* [Records]
============

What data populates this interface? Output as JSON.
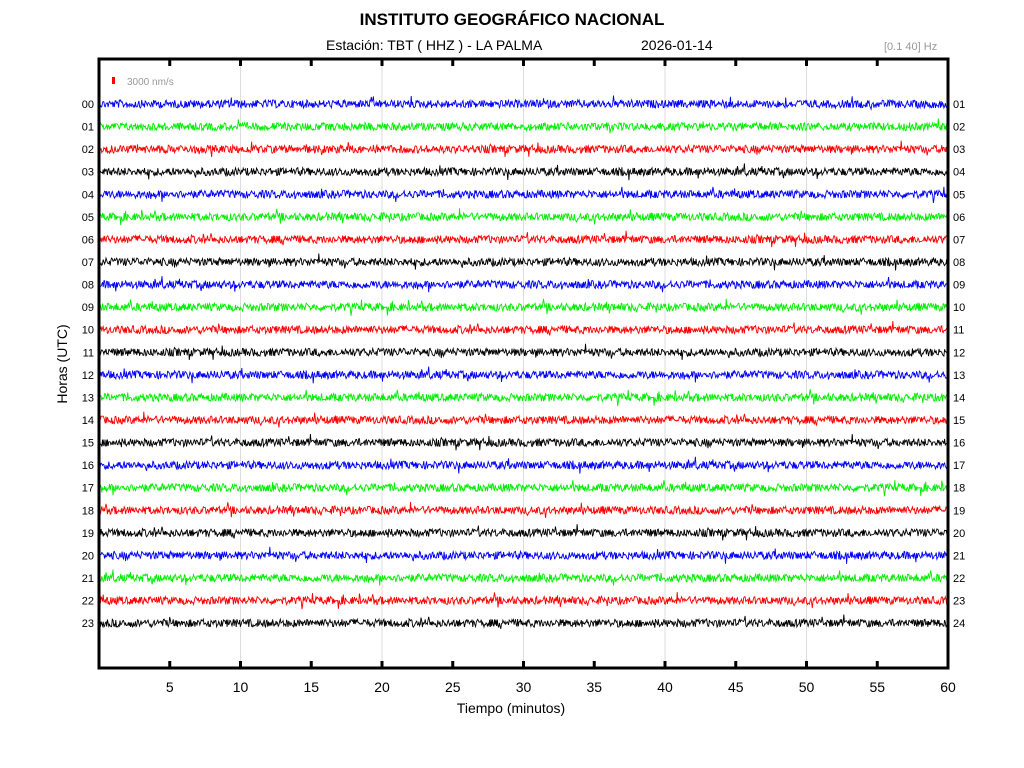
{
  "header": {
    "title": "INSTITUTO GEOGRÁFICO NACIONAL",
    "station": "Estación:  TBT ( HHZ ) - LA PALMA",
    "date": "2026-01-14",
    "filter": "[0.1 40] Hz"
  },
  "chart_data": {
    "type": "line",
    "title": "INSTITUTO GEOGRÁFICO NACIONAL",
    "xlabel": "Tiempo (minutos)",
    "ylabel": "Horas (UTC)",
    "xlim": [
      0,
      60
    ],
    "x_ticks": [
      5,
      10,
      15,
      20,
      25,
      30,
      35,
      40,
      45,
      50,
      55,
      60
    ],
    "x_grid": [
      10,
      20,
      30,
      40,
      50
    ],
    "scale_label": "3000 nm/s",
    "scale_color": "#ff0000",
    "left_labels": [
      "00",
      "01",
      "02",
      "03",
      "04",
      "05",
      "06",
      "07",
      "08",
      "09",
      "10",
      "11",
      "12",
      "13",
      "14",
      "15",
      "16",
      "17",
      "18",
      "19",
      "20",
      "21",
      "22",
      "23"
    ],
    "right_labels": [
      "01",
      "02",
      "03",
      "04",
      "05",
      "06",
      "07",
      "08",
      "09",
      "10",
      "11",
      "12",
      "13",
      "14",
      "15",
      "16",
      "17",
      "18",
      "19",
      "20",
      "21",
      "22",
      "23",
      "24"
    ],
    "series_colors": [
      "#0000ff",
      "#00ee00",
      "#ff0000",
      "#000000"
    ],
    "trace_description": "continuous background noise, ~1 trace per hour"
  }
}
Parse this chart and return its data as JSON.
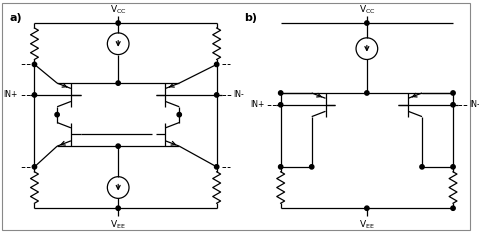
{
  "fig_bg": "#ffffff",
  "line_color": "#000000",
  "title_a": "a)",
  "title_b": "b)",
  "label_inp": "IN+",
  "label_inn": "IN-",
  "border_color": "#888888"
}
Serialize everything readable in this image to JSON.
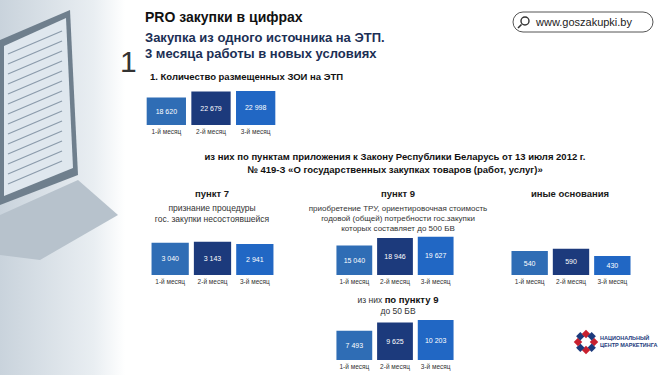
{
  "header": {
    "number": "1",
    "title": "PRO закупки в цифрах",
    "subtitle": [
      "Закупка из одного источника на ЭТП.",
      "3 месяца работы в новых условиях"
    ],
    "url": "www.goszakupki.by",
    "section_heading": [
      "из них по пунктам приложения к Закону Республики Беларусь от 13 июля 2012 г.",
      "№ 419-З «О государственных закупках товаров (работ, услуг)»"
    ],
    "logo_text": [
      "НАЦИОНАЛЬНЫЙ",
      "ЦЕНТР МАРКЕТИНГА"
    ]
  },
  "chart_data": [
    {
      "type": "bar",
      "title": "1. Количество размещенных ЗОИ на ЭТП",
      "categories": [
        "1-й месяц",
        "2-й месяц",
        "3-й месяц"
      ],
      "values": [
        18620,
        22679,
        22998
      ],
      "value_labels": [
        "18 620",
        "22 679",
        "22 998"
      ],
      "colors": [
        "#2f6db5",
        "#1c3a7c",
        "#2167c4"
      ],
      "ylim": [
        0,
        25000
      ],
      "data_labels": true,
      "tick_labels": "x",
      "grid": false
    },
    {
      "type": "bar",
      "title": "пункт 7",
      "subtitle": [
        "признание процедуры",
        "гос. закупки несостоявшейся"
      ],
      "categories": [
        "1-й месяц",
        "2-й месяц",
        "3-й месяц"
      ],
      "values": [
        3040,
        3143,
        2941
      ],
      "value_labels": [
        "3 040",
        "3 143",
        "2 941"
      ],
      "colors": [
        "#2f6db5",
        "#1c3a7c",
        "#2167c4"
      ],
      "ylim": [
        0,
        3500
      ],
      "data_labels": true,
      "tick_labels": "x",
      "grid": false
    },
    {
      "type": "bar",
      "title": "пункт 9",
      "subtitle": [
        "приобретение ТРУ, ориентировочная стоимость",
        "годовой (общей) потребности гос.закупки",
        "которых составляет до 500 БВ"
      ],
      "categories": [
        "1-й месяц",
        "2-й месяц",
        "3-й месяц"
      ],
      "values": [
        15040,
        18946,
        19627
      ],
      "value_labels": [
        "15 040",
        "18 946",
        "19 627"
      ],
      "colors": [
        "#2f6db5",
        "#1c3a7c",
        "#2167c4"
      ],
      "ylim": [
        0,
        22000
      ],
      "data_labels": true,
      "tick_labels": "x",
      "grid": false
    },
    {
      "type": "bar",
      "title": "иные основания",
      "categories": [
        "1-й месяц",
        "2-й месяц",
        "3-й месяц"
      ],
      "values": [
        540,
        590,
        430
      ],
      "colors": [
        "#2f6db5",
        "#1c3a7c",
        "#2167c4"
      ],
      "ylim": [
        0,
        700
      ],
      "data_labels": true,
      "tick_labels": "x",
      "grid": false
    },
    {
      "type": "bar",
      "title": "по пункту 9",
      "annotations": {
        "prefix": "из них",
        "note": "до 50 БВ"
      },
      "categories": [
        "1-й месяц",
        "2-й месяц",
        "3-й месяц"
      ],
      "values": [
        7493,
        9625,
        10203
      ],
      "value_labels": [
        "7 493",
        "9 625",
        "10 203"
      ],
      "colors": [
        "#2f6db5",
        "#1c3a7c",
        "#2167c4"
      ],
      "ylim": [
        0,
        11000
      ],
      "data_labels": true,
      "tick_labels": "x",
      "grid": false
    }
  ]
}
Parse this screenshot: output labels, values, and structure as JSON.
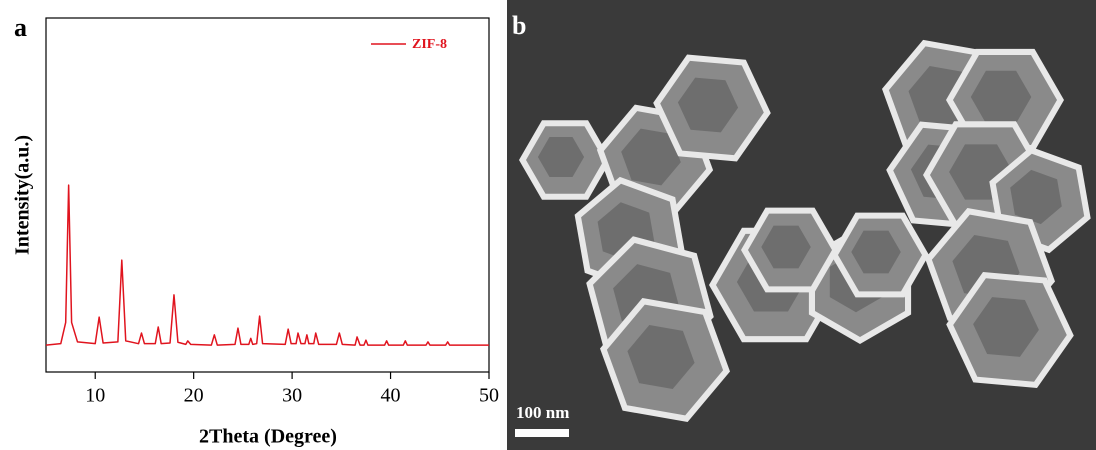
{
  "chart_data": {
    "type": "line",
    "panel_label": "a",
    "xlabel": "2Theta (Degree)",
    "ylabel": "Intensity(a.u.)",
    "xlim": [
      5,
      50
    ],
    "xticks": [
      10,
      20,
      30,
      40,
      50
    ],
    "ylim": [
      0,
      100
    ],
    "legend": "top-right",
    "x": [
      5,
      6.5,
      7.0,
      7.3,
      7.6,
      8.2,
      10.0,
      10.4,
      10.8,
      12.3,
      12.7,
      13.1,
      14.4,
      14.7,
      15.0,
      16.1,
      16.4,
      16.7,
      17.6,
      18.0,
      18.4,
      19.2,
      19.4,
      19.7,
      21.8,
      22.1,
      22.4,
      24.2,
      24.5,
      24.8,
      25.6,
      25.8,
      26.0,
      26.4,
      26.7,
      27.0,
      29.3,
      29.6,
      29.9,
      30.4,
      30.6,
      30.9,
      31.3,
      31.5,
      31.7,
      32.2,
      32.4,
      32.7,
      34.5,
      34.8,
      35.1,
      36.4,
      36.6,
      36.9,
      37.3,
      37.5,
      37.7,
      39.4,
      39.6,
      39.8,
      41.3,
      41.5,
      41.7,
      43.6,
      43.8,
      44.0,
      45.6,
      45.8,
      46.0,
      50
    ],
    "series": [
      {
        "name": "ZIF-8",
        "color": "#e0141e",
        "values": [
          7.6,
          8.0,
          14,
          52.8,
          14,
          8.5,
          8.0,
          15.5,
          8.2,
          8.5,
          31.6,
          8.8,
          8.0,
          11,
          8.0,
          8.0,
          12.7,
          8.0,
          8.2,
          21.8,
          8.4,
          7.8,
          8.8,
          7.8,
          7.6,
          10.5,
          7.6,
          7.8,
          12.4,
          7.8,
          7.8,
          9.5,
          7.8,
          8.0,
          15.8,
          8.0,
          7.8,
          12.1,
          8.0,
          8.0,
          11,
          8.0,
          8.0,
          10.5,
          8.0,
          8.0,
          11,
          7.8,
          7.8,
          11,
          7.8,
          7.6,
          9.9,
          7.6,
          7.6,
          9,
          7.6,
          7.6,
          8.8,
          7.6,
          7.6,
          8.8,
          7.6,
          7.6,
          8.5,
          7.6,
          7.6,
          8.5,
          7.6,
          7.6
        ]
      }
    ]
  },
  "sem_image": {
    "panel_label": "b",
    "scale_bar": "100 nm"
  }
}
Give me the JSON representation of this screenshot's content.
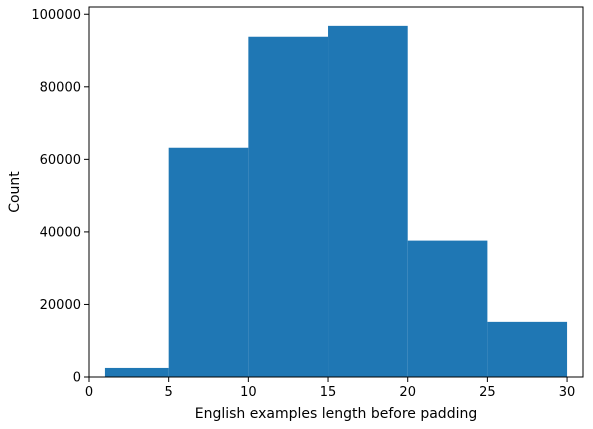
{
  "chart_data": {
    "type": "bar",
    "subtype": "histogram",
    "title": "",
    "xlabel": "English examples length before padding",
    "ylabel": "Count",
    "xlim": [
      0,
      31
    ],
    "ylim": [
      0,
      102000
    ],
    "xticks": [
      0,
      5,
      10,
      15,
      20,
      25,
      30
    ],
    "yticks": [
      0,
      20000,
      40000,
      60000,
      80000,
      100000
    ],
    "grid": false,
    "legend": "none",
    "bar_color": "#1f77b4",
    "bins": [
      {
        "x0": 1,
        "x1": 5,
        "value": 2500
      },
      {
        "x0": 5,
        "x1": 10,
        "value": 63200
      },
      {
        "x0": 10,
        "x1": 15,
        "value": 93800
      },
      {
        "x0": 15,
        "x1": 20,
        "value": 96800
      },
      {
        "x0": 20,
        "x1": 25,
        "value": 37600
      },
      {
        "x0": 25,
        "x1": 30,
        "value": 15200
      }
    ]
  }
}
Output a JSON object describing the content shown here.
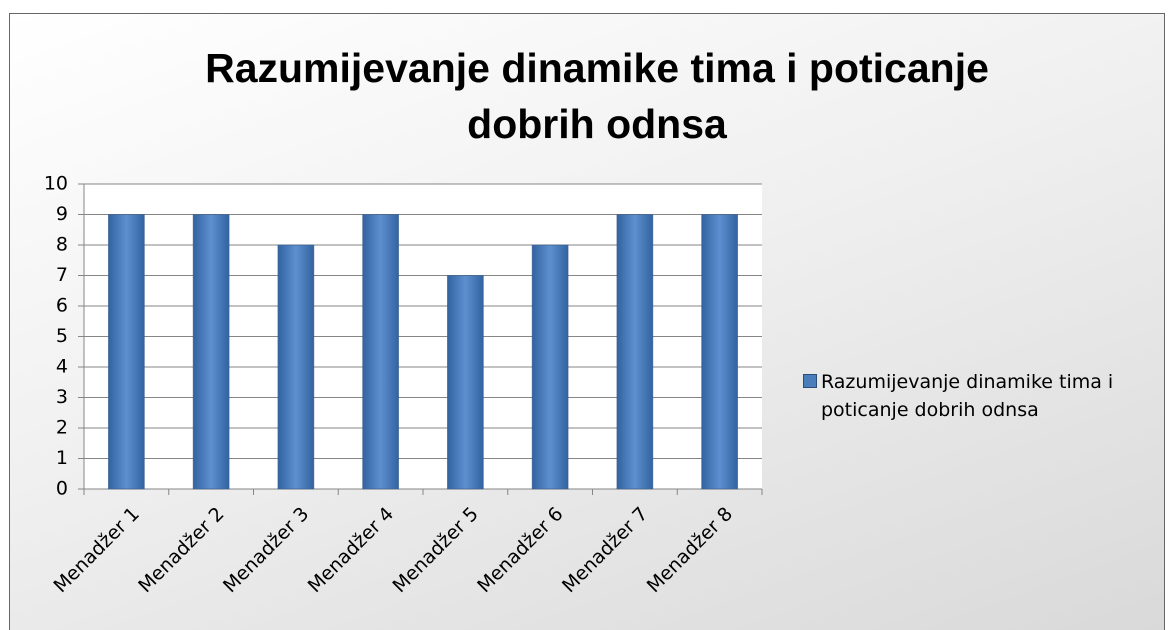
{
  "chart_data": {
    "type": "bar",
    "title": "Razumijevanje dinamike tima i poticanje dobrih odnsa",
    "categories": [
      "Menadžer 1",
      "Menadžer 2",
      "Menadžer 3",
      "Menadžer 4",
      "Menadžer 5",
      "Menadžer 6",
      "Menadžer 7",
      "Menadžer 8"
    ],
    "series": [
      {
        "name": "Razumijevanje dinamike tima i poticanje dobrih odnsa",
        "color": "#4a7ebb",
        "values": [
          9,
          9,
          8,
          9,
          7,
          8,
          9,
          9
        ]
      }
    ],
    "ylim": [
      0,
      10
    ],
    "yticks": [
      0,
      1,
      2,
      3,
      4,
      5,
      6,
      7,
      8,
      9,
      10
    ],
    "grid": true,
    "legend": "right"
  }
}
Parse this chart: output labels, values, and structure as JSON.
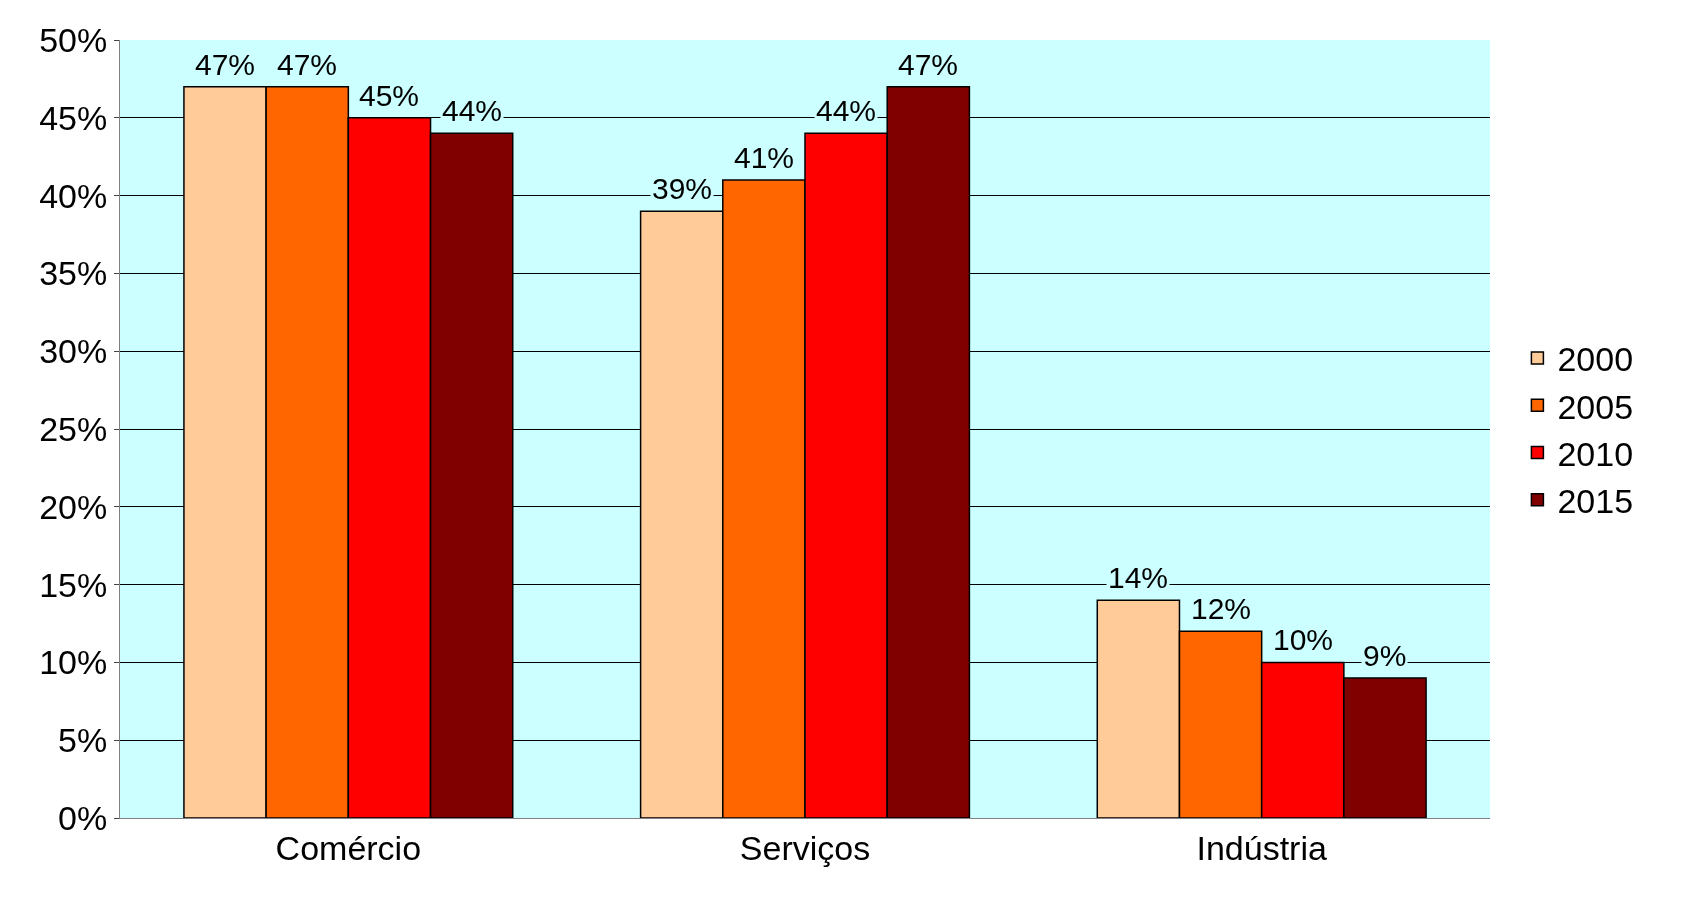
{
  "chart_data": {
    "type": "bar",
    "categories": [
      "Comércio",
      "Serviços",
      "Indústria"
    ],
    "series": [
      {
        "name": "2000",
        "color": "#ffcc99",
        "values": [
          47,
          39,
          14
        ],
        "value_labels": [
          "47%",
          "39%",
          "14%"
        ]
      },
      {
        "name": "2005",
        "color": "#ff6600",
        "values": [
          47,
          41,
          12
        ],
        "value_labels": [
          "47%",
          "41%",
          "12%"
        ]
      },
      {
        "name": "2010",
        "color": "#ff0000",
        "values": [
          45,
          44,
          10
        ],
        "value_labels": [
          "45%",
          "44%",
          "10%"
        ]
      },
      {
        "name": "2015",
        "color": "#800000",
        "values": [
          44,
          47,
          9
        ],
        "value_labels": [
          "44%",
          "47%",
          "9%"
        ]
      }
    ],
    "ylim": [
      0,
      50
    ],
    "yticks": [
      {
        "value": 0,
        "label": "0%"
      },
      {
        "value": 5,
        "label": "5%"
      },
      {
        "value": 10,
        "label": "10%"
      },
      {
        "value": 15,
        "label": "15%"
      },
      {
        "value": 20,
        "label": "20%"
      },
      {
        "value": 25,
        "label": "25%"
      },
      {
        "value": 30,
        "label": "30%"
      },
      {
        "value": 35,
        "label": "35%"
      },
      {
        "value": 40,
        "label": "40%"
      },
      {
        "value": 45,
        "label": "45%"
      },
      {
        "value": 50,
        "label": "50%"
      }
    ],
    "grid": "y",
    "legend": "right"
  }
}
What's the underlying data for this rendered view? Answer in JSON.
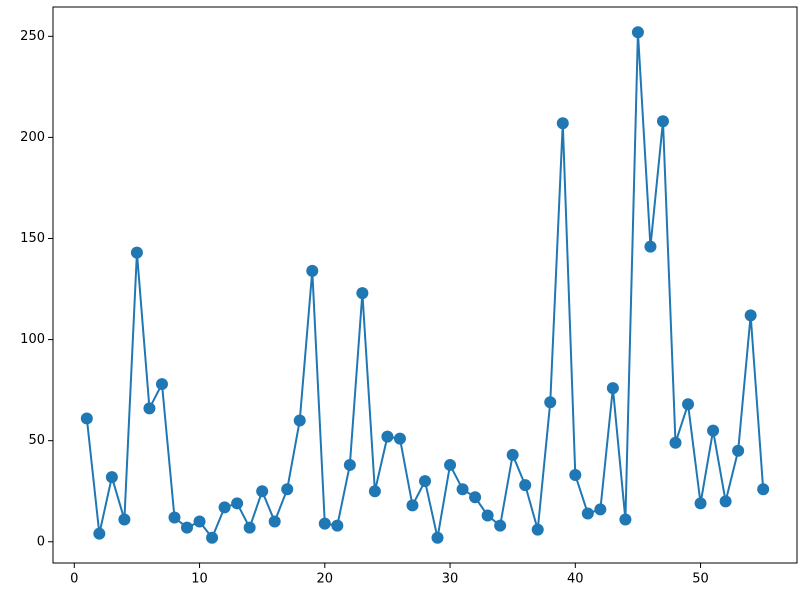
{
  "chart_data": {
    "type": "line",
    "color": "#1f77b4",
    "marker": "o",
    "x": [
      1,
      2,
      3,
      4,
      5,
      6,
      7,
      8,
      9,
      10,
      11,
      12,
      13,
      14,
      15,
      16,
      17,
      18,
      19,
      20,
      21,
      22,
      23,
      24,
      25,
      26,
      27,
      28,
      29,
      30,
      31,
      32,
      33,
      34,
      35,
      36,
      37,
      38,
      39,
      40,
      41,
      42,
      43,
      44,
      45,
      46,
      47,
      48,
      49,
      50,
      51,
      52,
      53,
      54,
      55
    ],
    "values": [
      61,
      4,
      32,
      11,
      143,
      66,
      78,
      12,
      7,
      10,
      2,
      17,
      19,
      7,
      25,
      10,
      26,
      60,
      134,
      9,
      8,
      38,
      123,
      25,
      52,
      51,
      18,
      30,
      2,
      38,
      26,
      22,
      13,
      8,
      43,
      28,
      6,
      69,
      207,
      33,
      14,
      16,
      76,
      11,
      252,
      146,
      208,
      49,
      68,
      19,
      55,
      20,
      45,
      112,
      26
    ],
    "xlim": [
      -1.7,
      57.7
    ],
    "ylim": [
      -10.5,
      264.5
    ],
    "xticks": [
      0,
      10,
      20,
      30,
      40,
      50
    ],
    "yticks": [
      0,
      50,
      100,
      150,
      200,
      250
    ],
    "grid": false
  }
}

============

* [To do] Where a line in the material above holds "What", copy that line.

* [Result for this exercise]
What data populates this interface? Output as JSON.
What's the underlying data for this rendered view? Answer in JSON.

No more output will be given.